━━━━━ Listing ━━━━━

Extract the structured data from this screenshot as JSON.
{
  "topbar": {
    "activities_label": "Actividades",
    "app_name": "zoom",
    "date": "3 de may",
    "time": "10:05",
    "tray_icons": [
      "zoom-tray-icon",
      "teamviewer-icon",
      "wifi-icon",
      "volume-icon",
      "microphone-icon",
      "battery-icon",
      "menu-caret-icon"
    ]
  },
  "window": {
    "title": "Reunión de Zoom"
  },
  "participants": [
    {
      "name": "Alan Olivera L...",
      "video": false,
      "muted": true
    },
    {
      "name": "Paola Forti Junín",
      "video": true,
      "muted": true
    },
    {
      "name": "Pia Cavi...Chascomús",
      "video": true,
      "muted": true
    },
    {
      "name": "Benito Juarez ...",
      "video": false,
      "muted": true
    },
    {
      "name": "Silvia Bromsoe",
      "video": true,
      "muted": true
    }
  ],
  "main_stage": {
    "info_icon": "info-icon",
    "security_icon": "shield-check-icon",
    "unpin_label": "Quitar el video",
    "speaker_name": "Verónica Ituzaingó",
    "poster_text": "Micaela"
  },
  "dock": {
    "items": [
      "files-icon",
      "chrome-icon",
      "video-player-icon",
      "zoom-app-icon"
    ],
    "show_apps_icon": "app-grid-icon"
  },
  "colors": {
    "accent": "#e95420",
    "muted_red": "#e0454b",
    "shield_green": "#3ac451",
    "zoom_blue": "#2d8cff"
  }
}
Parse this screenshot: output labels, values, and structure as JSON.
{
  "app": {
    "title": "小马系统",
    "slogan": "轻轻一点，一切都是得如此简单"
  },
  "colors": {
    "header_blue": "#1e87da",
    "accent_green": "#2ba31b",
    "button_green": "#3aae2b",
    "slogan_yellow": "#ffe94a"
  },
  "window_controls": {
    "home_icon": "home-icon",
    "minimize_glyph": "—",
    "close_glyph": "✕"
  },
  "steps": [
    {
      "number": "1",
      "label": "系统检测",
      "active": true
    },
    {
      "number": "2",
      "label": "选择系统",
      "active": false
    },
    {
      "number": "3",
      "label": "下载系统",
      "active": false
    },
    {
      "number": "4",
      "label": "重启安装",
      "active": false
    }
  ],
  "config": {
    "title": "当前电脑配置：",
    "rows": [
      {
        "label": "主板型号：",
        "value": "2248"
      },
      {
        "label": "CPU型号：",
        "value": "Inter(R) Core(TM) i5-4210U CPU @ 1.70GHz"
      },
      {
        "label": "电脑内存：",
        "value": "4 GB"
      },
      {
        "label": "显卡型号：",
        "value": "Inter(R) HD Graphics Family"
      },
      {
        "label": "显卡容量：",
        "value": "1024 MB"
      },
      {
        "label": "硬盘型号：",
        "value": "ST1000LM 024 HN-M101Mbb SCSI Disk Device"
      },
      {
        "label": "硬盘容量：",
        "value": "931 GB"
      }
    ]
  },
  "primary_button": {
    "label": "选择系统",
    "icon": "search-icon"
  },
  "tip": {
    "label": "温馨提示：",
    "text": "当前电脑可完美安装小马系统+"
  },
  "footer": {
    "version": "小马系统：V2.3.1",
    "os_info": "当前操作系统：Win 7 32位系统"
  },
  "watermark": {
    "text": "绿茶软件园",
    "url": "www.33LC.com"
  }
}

━━━━━

→ Problem description
Once more, set down the full listing, verbatim.

→ Complete answer
Extract the structured data from this screenshot as JSON.
{
  "topbar": {
    "activities_label": "Actividades",
    "app_name": "zoom",
    "date": "3 de may",
    "time": "10:05",
    "tray_icons": [
      "zoom-tray-icon",
      "teamviewer-icon",
      "wifi-icon",
      "volume-icon",
      "microphone-icon",
      "battery-icon",
      "menu-caret-icon"
    ]
  },
  "window": {
    "title": "Reunión de Zoom"
  },
  "participants": [
    {
      "name": "Alan Olivera L...",
      "video": false,
      "muted": true
    },
    {
      "name": "Paola Forti Junín",
      "video": true,
      "muted": true
    },
    {
      "name": "Pia Cavi...Chascomús",
      "video": true,
      "muted": true
    },
    {
      "name": "Benito Juarez ...",
      "video": false,
      "muted": true
    },
    {
      "name": "Silvia Bromsoe",
      "video": true,
      "muted": true
    }
  ],
  "main_stage": {
    "info_icon": "info-icon",
    "security_icon": "shield-check-icon",
    "unpin_label": "Quitar el video",
    "speaker_name": "Verónica Ituzaingó",
    "poster_text": "Micaela"
  },
  "dock": {
    "items": [
      "files-icon",
      "chrome-icon",
      "video-player-icon",
      "zoom-app-icon"
    ],
    "show_apps_icon": "app-grid-icon"
  },
  "colors": {
    "accent": "#e95420",
    "muted_red": "#e0454b",
    "shield_green": "#3ac451",
    "zoom_blue": "#2d8cff"
  }
}
Parse this screenshot: output labels, values, and structure as JSON.
{
  "app": {
    "title": "小马系统",
    "slogan": "轻轻一点，一切都是得如此简单"
  },
  "colors": {
    "header_blue": "#1e87da",
    "accent_green": "#2ba31b",
    "button_green": "#3aae2b",
    "slogan_yellow": "#ffe94a"
  },
  "window_controls": {
    "home_icon": "home-icon",
    "minimize_glyph": "—",
    "close_glyph": "✕"
  },
  "steps": [
    {
      "number": "1",
      "label": "系统检测",
      "active": true
    },
    {
      "number": "2",
      "label": "选择系统",
      "active": false
    },
    {
      "number": "3",
      "label": "下载系统",
      "active": false
    },
    {
      "number": "4",
      "label": "重启安装",
      "active": false
    }
  ],
  "config": {
    "title": "当前电脑配置：",
    "rows": [
      {
        "label": "主板型号：",
        "value": "2248"
      },
      {
        "label": "CPU型号：",
        "value": "Inter(R) Core(TM) i5-4210U CPU @ 1.70GHz"
      },
      {
        "label": "电脑内存：",
        "value": "4 GB"
      },
      {
        "label": "显卡型号：",
        "value": "Inter(R) HD Graphics Family"
      },
      {
        "label": "显卡容量：",
        "value": "1024 MB"
      },
      {
        "label": "硬盘型号：",
        "value": "ST1000LM 024 HN-M101Mbb SCSI Disk Device"
      },
      {
        "label": "硬盘容量：",
        "value": "931 GB"
      }
    ]
  },
  "primary_button": {
    "label": "选择系统",
    "icon": "search-icon"
  },
  "tip": {
    "label": "温馨提示：",
    "text": "当前电脑可完美安装小马系统+"
  },
  "footer": {
    "version": "小马系统：V2.3.1",
    "os_info": "当前操作系统：Win 7 32位系统"
  },
  "watermark": {
    "text": "绿茶软件园",
    "url": "www.33LC.com"
  }
}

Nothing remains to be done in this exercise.